-------- Data to process

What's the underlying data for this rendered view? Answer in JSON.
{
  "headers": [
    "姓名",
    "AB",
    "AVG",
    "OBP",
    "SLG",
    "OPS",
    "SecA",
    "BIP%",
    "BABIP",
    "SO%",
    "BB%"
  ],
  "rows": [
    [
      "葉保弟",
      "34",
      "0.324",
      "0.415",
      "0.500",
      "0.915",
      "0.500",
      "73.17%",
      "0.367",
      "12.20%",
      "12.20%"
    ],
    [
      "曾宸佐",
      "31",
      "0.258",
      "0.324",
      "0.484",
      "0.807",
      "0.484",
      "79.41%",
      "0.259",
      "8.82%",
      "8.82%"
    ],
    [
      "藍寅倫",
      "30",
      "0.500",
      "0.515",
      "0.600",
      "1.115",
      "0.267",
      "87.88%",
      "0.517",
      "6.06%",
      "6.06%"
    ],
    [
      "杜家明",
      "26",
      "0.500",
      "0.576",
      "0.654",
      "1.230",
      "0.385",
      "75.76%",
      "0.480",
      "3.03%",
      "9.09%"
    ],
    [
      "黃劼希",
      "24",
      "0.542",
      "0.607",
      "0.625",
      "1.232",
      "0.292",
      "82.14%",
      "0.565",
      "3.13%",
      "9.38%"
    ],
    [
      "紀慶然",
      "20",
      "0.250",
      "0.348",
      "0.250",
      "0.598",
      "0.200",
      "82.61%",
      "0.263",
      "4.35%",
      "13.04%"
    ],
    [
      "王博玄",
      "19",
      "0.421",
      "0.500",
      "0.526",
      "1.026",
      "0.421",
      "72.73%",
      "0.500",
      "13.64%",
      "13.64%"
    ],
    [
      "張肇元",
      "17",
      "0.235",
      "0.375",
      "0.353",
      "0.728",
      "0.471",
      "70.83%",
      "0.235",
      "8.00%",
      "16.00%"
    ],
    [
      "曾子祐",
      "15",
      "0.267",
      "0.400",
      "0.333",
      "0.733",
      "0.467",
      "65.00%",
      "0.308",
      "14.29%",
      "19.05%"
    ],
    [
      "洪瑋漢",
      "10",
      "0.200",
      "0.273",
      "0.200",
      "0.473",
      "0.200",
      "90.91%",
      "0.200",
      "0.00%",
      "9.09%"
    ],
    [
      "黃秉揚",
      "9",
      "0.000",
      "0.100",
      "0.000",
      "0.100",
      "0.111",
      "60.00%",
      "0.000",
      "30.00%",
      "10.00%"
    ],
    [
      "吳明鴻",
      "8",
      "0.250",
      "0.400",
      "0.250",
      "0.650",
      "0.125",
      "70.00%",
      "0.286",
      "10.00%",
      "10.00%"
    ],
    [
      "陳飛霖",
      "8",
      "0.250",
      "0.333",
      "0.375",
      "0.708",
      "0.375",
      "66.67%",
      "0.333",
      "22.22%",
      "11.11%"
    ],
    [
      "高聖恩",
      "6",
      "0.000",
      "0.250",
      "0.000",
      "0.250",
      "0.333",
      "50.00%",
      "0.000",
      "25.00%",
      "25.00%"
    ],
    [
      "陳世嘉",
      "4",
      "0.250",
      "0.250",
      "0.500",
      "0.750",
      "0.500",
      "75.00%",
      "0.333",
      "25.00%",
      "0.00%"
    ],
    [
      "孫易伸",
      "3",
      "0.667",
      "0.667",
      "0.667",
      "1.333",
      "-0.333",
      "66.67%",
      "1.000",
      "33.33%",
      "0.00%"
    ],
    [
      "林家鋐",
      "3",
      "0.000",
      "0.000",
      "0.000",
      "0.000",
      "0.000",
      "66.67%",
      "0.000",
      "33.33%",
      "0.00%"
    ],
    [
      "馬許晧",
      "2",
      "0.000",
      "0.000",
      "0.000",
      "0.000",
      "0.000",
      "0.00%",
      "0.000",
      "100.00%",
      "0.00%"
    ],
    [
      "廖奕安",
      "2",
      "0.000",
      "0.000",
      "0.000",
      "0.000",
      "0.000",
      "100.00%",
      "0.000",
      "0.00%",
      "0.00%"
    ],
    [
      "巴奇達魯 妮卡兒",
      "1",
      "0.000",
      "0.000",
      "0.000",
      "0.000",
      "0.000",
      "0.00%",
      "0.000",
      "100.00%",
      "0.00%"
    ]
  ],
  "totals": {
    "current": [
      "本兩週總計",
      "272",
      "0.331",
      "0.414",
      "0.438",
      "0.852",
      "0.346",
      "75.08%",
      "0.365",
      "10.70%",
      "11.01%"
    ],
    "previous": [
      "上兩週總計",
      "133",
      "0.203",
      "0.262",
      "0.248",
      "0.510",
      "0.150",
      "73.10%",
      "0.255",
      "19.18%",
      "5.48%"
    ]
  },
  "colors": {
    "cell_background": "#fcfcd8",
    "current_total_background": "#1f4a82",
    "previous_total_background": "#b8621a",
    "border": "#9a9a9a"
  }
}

----------------

* _Written task_
All of the data needs to be printed once more, exactly.

* _Output_
What's the underlying data for this rendered view? Answer in JSON.
{
  "headers": [
    "姓名",
    "AB",
    "AVG",
    "OBP",
    "SLG",
    "OPS",
    "SecA",
    "BIP%",
    "BABIP",
    "SO%",
    "BB%"
  ],
  "rows": [
    [
      "葉保弟",
      "34",
      "0.324",
      "0.415",
      "0.500",
      "0.915",
      "0.500",
      "73.17%",
      "0.367",
      "12.20%",
      "12.20%"
    ],
    [
      "曾宸佐",
      "31",
      "0.258",
      "0.324",
      "0.484",
      "0.807",
      "0.484",
      "79.41%",
      "0.259",
      "8.82%",
      "8.82%"
    ],
    [
      "藍寅倫",
      "30",
      "0.500",
      "0.515",
      "0.600",
      "1.115",
      "0.267",
      "87.88%",
      "0.517",
      "6.06%",
      "6.06%"
    ],
    [
      "杜家明",
      "26",
      "0.500",
      "0.576",
      "0.654",
      "1.230",
      "0.385",
      "75.76%",
      "0.480",
      "3.03%",
      "9.09%"
    ],
    [
      "黃劼希",
      "24",
      "0.542",
      "0.607",
      "0.625",
      "1.232",
      "0.292",
      "82.14%",
      "0.565",
      "3.13%",
      "9.38%"
    ],
    [
      "紀慶然",
      "20",
      "0.250",
      "0.348",
      "0.250",
      "0.598",
      "0.200",
      "82.61%",
      "0.263",
      "4.35%",
      "13.04%"
    ],
    [
      "王博玄",
      "19",
      "0.421",
      "0.500",
      "0.526",
      "1.026",
      "0.421",
      "72.73%",
      "0.500",
      "13.64%",
      "13.64%"
    ],
    [
      "張肇元",
      "17",
      "0.235",
      "0.375",
      "0.353",
      "0.728",
      "0.471",
      "70.83%",
      "0.235",
      "8.00%",
      "16.00%"
    ],
    [
      "曾子祐",
      "15",
      "0.267",
      "0.400",
      "0.333",
      "0.733",
      "0.467",
      "65.00%",
      "0.308",
      "14.29%",
      "19.05%"
    ],
    [
      "洪瑋漢",
      "10",
      "0.200",
      "0.273",
      "0.200",
      "0.473",
      "0.200",
      "90.91%",
      "0.200",
      "0.00%",
      "9.09%"
    ],
    [
      "黃秉揚",
      "9",
      "0.000",
      "0.100",
      "0.000",
      "0.100",
      "0.111",
      "60.00%",
      "0.000",
      "30.00%",
      "10.00%"
    ],
    [
      "吳明鴻",
      "8",
      "0.250",
      "0.400",
      "0.250",
      "0.650",
      "0.125",
      "70.00%",
      "0.286",
      "10.00%",
      "10.00%"
    ],
    [
      "陳飛霖",
      "8",
      "0.250",
      "0.333",
      "0.375",
      "0.708",
      "0.375",
      "66.67%",
      "0.333",
      "22.22%",
      "11.11%"
    ],
    [
      "高聖恩",
      "6",
      "0.000",
      "0.250",
      "0.000",
      "0.250",
      "0.333",
      "50.00%",
      "0.000",
      "25.00%",
      "25.00%"
    ],
    [
      "陳世嘉",
      "4",
      "0.250",
      "0.250",
      "0.500",
      "0.750",
      "0.500",
      "75.00%",
      "0.333",
      "25.00%",
      "0.00%"
    ],
    [
      "孫易伸",
      "3",
      "0.667",
      "0.667",
      "0.667",
      "1.333",
      "-0.333",
      "66.67%",
      "1.000",
      "33.33%",
      "0.00%"
    ],
    [
      "林家鋐",
      "3",
      "0.000",
      "0.000",
      "0.000",
      "0.000",
      "0.000",
      "66.67%",
      "0.000",
      "33.33%",
      "0.00%"
    ],
    [
      "馬許晧",
      "2",
      "0.000",
      "0.000",
      "0.000",
      "0.000",
      "0.000",
      "0.00%",
      "0.000",
      "100.00%",
      "0.00%"
    ],
    [
      "廖奕安",
      "2",
      "0.000",
      "0.000",
      "0.000",
      "0.000",
      "0.000",
      "100.00%",
      "0.000",
      "0.00%",
      "0.00%"
    ],
    [
      "巴奇達魯 妮卡兒",
      "1",
      "0.000",
      "0.000",
      "0.000",
      "0.000",
      "0.000",
      "0.00%",
      "0.000",
      "100.00%",
      "0.00%"
    ]
  ],
  "totals": {
    "current": [
      "本兩週總計",
      "272",
      "0.331",
      "0.414",
      "0.438",
      "0.852",
      "0.346",
      "75.08%",
      "0.365",
      "10.70%",
      "11.01%"
    ],
    "previous": [
      "上兩週總計",
      "133",
      "0.203",
      "0.262",
      "0.248",
      "0.510",
      "0.150",
      "73.10%",
      "0.255",
      "19.18%",
      "5.48%"
    ]
  },
  "colors": {
    "cell_background": "#fcfcd8",
    "current_total_background": "#1f4a82",
    "previous_total_background": "#b8621a",
    "border": "#9a9a9a"
  }
}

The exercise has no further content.